In the listing that follows, count each line where the word "this" appears; write nothing but the count.
## Start
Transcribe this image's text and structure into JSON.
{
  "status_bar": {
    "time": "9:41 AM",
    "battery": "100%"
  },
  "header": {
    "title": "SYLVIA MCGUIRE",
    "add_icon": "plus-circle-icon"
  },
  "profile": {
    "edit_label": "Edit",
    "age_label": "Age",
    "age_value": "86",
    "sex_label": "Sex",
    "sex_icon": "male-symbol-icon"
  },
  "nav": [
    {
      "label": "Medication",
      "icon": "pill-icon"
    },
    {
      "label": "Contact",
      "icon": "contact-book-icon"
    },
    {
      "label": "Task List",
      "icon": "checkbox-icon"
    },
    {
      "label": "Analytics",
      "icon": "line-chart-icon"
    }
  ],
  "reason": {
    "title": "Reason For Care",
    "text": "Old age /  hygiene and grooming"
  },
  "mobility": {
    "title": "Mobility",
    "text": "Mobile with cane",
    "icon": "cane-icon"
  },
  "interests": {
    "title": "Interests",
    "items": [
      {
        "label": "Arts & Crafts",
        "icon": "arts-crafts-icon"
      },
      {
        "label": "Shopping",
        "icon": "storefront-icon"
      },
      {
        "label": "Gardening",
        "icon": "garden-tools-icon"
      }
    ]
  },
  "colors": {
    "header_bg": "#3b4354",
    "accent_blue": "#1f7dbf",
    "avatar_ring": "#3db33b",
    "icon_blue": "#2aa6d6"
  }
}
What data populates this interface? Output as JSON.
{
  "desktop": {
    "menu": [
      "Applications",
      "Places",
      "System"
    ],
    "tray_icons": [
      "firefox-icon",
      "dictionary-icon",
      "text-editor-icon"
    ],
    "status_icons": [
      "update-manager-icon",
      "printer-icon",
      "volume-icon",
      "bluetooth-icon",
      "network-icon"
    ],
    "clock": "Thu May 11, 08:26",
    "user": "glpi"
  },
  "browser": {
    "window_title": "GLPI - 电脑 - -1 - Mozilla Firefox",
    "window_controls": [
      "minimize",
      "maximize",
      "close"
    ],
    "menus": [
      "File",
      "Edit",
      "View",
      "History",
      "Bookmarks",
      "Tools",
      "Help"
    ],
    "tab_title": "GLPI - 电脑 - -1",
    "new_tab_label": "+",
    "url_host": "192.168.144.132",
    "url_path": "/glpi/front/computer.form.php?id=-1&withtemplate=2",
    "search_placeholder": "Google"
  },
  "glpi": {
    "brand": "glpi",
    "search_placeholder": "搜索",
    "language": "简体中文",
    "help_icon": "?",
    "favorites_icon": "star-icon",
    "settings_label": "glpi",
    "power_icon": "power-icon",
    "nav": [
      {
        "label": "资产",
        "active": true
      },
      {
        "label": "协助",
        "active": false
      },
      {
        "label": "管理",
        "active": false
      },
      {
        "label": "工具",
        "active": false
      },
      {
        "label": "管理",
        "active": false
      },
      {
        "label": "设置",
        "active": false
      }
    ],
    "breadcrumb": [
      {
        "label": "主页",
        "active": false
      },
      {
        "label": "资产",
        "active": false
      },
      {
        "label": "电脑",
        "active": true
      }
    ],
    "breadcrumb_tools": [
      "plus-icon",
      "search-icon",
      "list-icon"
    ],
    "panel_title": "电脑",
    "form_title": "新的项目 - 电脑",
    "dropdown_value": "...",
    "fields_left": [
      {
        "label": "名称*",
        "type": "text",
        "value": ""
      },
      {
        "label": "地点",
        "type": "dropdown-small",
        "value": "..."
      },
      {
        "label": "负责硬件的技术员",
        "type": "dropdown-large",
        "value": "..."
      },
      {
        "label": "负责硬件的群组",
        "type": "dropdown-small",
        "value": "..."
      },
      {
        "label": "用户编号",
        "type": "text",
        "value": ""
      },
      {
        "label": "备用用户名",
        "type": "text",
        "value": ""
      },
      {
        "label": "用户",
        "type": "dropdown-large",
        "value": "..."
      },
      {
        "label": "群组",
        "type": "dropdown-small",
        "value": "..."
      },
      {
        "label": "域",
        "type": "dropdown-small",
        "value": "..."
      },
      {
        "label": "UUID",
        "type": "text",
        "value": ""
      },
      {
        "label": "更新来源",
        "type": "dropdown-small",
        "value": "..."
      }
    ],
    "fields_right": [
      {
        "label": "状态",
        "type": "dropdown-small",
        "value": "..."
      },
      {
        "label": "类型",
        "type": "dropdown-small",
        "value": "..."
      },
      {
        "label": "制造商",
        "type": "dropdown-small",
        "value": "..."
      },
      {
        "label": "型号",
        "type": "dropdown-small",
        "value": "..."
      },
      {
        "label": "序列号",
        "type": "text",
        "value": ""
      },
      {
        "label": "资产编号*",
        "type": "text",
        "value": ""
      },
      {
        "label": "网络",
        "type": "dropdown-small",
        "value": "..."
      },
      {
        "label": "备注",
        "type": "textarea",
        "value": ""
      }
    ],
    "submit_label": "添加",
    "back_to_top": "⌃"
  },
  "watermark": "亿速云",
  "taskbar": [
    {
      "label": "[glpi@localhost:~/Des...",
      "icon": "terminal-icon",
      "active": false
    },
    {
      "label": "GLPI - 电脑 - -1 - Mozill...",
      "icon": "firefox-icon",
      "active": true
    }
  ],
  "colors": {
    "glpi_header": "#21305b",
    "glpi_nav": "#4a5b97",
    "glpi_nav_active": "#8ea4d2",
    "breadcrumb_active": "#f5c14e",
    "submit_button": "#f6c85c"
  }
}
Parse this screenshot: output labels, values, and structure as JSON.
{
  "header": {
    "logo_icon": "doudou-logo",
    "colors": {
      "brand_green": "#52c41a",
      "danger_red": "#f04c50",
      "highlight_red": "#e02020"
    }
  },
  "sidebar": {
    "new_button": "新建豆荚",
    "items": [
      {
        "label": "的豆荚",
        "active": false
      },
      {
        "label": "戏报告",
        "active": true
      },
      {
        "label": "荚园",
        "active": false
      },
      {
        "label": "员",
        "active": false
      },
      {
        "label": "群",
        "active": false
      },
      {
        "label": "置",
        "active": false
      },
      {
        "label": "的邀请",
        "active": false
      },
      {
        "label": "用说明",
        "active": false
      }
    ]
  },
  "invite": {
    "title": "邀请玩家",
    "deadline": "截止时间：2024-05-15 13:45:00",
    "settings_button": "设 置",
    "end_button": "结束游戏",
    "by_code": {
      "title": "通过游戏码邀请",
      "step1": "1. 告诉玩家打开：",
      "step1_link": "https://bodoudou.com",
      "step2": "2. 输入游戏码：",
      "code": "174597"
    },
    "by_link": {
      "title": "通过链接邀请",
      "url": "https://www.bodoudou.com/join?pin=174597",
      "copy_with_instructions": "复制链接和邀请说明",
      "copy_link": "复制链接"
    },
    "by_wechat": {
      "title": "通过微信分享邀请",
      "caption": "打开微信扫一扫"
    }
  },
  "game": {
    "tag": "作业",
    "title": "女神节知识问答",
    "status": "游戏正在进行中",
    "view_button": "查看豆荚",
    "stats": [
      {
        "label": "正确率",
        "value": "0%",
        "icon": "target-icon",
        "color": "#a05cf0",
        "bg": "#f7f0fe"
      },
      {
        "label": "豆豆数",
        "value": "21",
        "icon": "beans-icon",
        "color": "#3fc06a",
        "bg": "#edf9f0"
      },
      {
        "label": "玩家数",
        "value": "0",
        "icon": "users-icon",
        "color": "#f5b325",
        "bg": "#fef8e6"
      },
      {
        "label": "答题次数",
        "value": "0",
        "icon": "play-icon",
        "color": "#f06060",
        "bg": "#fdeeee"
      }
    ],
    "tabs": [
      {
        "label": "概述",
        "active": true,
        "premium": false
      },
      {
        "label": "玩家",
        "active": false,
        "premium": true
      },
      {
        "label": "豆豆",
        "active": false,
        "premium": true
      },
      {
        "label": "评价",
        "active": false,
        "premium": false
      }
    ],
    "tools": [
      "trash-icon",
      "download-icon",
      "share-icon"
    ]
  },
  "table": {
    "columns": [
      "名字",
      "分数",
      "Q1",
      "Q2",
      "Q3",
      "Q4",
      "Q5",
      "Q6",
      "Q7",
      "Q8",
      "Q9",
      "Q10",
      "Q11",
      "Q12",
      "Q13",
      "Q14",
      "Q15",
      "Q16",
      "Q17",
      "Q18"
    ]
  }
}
## End
*OUTPUT OF THE TASK*.
3